*** SUPPLIED INFORMATION Section Begins ***
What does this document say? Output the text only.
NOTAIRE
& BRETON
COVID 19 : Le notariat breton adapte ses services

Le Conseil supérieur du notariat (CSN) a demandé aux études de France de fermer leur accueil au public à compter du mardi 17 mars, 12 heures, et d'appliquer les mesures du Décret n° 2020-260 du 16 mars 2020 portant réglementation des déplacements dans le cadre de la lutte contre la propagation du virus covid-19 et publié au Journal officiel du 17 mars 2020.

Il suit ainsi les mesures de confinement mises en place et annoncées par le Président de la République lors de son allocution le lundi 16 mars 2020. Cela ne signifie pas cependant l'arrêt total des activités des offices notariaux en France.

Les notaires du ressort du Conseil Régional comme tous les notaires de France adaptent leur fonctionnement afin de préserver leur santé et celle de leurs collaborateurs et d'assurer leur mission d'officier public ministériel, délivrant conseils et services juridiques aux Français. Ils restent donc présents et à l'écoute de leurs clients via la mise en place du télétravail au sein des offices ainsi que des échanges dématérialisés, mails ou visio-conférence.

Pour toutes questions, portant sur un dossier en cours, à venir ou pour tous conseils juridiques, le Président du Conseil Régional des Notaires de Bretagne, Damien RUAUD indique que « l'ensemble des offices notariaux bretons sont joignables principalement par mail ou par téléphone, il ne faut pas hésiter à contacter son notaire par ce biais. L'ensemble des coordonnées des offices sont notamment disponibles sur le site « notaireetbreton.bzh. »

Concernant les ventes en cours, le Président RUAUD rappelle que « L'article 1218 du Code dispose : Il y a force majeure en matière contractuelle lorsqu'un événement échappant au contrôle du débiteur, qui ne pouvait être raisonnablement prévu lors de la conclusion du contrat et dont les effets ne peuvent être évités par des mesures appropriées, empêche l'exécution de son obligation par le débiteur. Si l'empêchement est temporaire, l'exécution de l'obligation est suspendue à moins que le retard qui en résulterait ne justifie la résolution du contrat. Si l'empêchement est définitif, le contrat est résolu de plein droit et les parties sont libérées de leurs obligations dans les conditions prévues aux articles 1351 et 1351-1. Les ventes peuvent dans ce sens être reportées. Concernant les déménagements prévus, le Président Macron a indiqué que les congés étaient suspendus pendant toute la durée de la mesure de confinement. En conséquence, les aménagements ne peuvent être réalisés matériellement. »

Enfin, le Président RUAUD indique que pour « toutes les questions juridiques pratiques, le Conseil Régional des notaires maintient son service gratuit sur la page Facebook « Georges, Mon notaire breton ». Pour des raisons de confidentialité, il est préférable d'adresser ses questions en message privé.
*** SUPPLIED INFORMATION Section Ends ***
*** SUPPLIED INFORMATION Section Begins ***
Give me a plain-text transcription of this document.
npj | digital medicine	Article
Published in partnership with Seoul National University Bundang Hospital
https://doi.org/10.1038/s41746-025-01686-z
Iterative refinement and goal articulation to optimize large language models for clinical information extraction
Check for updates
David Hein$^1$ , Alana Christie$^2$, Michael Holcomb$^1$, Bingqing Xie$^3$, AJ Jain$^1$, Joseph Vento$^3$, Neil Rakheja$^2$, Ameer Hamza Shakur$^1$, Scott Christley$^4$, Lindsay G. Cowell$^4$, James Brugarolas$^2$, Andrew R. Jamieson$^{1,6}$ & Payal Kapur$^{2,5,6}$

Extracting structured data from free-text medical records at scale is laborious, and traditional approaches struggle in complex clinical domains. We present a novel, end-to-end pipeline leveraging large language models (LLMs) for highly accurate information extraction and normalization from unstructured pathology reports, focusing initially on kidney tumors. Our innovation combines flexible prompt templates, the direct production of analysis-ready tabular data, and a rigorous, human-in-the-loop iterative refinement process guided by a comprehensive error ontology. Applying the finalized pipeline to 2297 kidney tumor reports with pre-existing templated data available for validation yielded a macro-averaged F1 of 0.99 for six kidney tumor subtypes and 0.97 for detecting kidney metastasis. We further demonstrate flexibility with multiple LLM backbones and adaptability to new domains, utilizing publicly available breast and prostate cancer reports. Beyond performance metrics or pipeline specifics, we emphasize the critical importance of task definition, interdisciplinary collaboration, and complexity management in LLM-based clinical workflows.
*** SUPPLIED INFORMATION Section Ends ***
WORK ORDER: The word "indique" may occur in lines of the records. Report how many such lines there are, giving only the number.

EXERCISE OUTPUT: 2